Write out the listing below in full and exactly, leaving out every picture.

◆ **THE RECORDS**
=-=-=-=-=

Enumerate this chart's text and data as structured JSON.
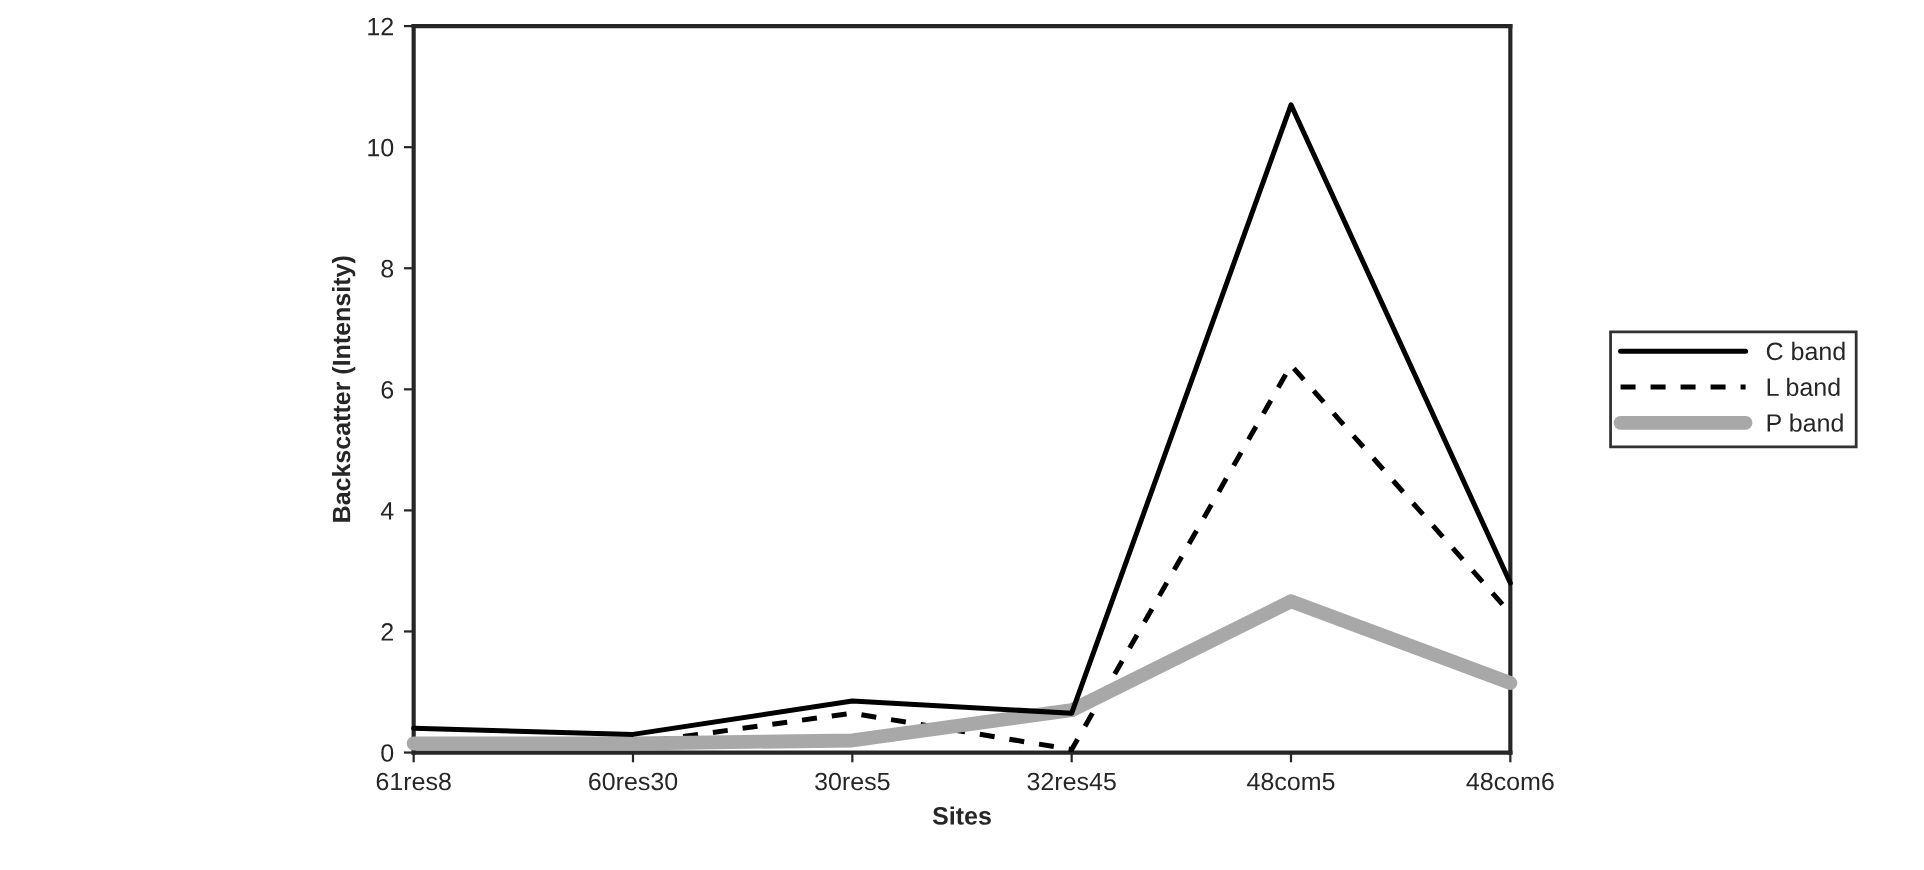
{
  "chart_data": {
    "type": "line",
    "xlabel": "Sites",
    "ylabel": "Backscatter (Intensity)",
    "categories": [
      "61res8",
      "60res30",
      "30res5",
      "32res45",
      "48com5",
      "48com6"
    ],
    "series": [
      {
        "name": "C band",
        "color": "#000000",
        "line_style": "solid",
        "values": [
          0.4,
          0.3,
          0.85,
          0.65,
          10.7,
          2.8
        ]
      },
      {
        "name": "L band",
        "color": "#000000",
        "line_style": "dashed",
        "values": [
          0.1,
          0.15,
          0.65,
          0.05,
          6.4,
          2.3
        ]
      },
      {
        "name": "P band",
        "color": "#a8a8a8",
        "line_style": "solid",
        "values": [
          0.15,
          0.15,
          0.2,
          0.7,
          2.5,
          1.15
        ]
      }
    ],
    "ylim": [
      0,
      12
    ],
    "yticks": [
      0,
      2,
      4,
      6,
      8,
      10,
      12
    ],
    "grid": false,
    "legend": "right",
    "marker": "none"
  }
}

=-=-=-=-=

◆ **THE REPLY**
Enumerate this chart's text and data as structured JSON.
{
  "chart_data": {
    "type": "line",
    "xlabel": "Sites",
    "ylabel": "Backscatter (Intensity)",
    "categories": [
      "61res8",
      "60res30",
      "30res5",
      "32res45",
      "48com5",
      "48com6"
    ],
    "series": [
      {
        "name": "C band",
        "color": "#000000",
        "line_style": "solid",
        "values": [
          0.4,
          0.3,
          0.85,
          0.65,
          10.7,
          2.8
        ]
      },
      {
        "name": "L band",
        "color": "#000000",
        "line_style": "dashed",
        "values": [
          0.1,
          0.15,
          0.65,
          0.05,
          6.4,
          2.3
        ]
      },
      {
        "name": "P band",
        "color": "#a8a8a8",
        "line_style": "solid",
        "values": [
          0.15,
          0.15,
          0.2,
          0.7,
          2.5,
          1.15
        ]
      }
    ],
    "ylim": [
      0,
      12
    ],
    "yticks": [
      0,
      2,
      4,
      6,
      8,
      10,
      12
    ],
    "grid": false,
    "legend": "right",
    "marker": "none"
  }
}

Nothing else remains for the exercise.